◆ Task instructions: Extract every record, keeping each one exactly as it is.

┌─ Material provided

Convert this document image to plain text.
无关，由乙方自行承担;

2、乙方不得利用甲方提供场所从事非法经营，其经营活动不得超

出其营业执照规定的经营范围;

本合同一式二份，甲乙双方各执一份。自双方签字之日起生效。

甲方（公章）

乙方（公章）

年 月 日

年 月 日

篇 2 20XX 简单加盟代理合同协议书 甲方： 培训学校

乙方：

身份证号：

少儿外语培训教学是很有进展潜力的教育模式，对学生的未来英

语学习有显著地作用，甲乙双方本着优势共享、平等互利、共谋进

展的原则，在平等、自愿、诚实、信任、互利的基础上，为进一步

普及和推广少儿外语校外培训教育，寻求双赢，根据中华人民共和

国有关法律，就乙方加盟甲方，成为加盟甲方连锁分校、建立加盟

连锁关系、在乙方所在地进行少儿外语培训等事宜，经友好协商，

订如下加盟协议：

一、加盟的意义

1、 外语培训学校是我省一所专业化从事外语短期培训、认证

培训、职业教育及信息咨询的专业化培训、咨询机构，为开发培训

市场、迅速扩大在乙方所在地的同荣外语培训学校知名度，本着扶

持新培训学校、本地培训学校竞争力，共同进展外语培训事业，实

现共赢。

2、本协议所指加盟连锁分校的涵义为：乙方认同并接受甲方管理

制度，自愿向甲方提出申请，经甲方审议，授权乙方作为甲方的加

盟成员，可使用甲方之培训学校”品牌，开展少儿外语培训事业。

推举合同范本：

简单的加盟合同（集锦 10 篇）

└─

◆ Result:
Convert this document image to plain text.
无关，由乙方自行承担;

2、乙方不得利用甲方提供场所从事非法经营，其经营活动不得超

出其营业执照规定的经营范围;

本合同一式二份，甲乙双方各执一份。自双方签字之日起生效。

甲方（公章）

乙方（公章）

年 月 日

年 月 日

篇 2 20XX 简单加盟代理合同协议书 甲方： 培训学校

乙方：

身份证号：

少儿外语培训教学是很有进展潜力的教育模式，对学生的未来英

语学习有显著地作用，甲乙双方本着优势共享、平等互利、共谋进

展的原则，在平等、自愿、诚实、信任、互利的基础上，为进一步

普及和推广少儿外语校外培训教育，寻求双赢，根据中华人民共和

国有关法律，就乙方加盟甲方，成为加盟甲方连锁分校、建立加盟

连锁关系、在乙方所在地进行少儿外语培训等事宜，经友好协商，

订如下加盟协议：

一、加盟的意义

1、 外语培训学校是我省一所专业化从事外语短期培训、认证

培训、职业教育及信息咨询的专业化培训、咨询机构，为开发培训

市场、迅速扩大在乙方所在地的同荣外语培训学校知名度，本着扶

持新培训学校、本地培训学校竞争力，共同进展外语培训事业，实

现共赢。

2、本协议所指加盟连锁分校的涵义为：乙方认同并接受甲方管理

制度，自愿向甲方提出申请，经甲方审议，授权乙方作为甲方的加

盟成员，可使用甲方之培训学校”品牌，开展少儿外语培训事业。

推举合同范本：

简单的加盟合同（集锦 10 篇）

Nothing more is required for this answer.